* GIVEN INSTRUCTION *
Return the full material exactly.

Saved entries
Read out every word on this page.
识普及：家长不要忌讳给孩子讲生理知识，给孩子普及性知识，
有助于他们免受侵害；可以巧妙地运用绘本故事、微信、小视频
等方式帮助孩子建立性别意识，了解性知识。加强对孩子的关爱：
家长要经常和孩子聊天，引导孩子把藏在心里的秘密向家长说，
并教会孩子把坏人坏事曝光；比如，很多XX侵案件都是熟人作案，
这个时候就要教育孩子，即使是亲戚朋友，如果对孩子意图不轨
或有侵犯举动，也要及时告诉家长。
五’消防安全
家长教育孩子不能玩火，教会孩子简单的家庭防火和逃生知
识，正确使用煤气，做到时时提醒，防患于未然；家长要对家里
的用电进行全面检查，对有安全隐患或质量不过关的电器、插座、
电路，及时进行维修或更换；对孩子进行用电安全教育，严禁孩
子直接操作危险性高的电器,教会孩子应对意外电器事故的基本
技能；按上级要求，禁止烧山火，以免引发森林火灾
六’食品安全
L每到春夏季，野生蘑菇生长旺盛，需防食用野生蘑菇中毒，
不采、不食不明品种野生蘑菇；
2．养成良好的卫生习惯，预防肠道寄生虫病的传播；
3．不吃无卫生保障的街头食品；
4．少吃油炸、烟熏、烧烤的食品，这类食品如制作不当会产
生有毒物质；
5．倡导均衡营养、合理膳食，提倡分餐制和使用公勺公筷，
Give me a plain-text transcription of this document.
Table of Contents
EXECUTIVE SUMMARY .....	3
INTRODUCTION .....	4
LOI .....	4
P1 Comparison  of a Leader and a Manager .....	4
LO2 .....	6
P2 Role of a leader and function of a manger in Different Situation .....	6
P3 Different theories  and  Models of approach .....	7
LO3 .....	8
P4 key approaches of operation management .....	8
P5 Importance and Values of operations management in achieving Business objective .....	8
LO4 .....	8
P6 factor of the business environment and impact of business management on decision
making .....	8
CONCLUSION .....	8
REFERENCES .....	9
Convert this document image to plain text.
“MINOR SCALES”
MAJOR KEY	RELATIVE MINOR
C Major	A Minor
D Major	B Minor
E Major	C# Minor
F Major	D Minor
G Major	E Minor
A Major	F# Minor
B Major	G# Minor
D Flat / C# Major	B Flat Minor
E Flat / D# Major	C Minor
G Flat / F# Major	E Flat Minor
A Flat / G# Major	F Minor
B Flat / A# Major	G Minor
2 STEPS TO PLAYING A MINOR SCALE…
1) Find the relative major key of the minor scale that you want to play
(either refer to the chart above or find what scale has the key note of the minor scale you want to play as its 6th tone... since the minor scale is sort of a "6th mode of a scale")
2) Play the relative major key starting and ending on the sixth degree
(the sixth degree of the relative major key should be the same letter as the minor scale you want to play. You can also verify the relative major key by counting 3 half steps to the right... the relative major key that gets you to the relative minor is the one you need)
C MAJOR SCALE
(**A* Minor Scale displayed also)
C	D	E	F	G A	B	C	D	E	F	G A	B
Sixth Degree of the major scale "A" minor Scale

* ANSWER TO THE TASK *
Read out every word on this page.
识普及：家长不要忌讳给孩子讲生理知识，给孩子普及性知识，
有助于他们免受侵害；可以巧妙地运用绘本故事、微信、小视频
等方式帮助孩子建立性别意识，了解性知识。加强对孩子的关爱：
家长要经常和孩子聊天，引导孩子把藏在心里的秘密向家长说，
并教会孩子把坏人坏事曝光；比如，很多XX侵案件都是熟人作案，
这个时候就要教育孩子，即使是亲戚朋友，如果对孩子意图不轨
或有侵犯举动，也要及时告诉家长。
五’消防安全
家长教育孩子不能玩火，教会孩子简单的家庭防火和逃生知
识，正确使用煤气，做到时时提醒，防患于未然；家长要对家里
的用电进行全面检查，对有安全隐患或质量不过关的电器、插座、
电路，及时进行维修或更换；对孩子进行用电安全教育，严禁孩
子直接操作危险性高的电器,教会孩子应对意外电器事故的基本
技能；按上级要求，禁止烧山火，以免引发森林火灾
六’食品安全
L每到春夏季，野生蘑菇生长旺盛，需防食用野生蘑菇中毒，
不采、不食不明品种野生蘑菇；
2．养成良好的卫生习惯，预防肠道寄生虫病的传播；
3．不吃无卫生保障的街头食品；
4．少吃油炸、烟熏、烧烤的食品，这类食品如制作不当会产
生有毒物质；
5．倡导均衡营养、合理膳食，提倡分餐制和使用公勺公筷，
Give me a plain-text transcription of this document.
Table of Contents
EXECUTIVE SUMMARY .....	3
INTRODUCTION .....	4
LOI .....	4
P1 Comparison  of a Leader and a Manager .....	4
LO2 .....	6
P2 Role of a leader and function of a manger in Different Situation .....	6
P3 Different theories  and  Models of approach .....	7
LO3 .....	8
P4 key approaches of operation management .....	8
P5 Importance and Values of operations management in achieving Business objective .....	8
LO4 .....	8
P6 factor of the business environment and impact of business management on decision
making .....	8
CONCLUSION .....	8
REFERENCES .....	9
Convert this document image to plain text.
“MINOR SCALES”
MAJOR KEY	RELATIVE MINOR
C Major	A Minor
D Major	B Minor
E Major	C# Minor
F Major	D Minor
G Major	E Minor
A Major	F# Minor
B Major	G# Minor
D Flat / C# Major	B Flat Minor
E Flat / D# Major	C Minor
G Flat / F# Major	E Flat Minor
A Flat / G# Major	F Minor
B Flat / A# Major	G Minor
2 STEPS TO PLAYING A MINOR SCALE…
1) Find the relative major key of the minor scale that you want to play
(either refer to the chart above or find what scale has the key note of the minor scale you want to play as its 6th tone... since the minor scale is sort of a "6th mode of a scale")
2) Play the relative major key starting and ending on the sixth degree
(the sixth degree of the relative major key should be the same letter as the minor scale you want to play. You can also verify the relative major key by counting 3 half steps to the right... the relative major key that gets you to the relative minor is the one you need)
C MAJOR SCALE
(**A* Minor Scale displayed also)
C	D	E	F	G A	B	C	D	E	F	G A	B
Sixth Degree of the major scale "A" minor Scale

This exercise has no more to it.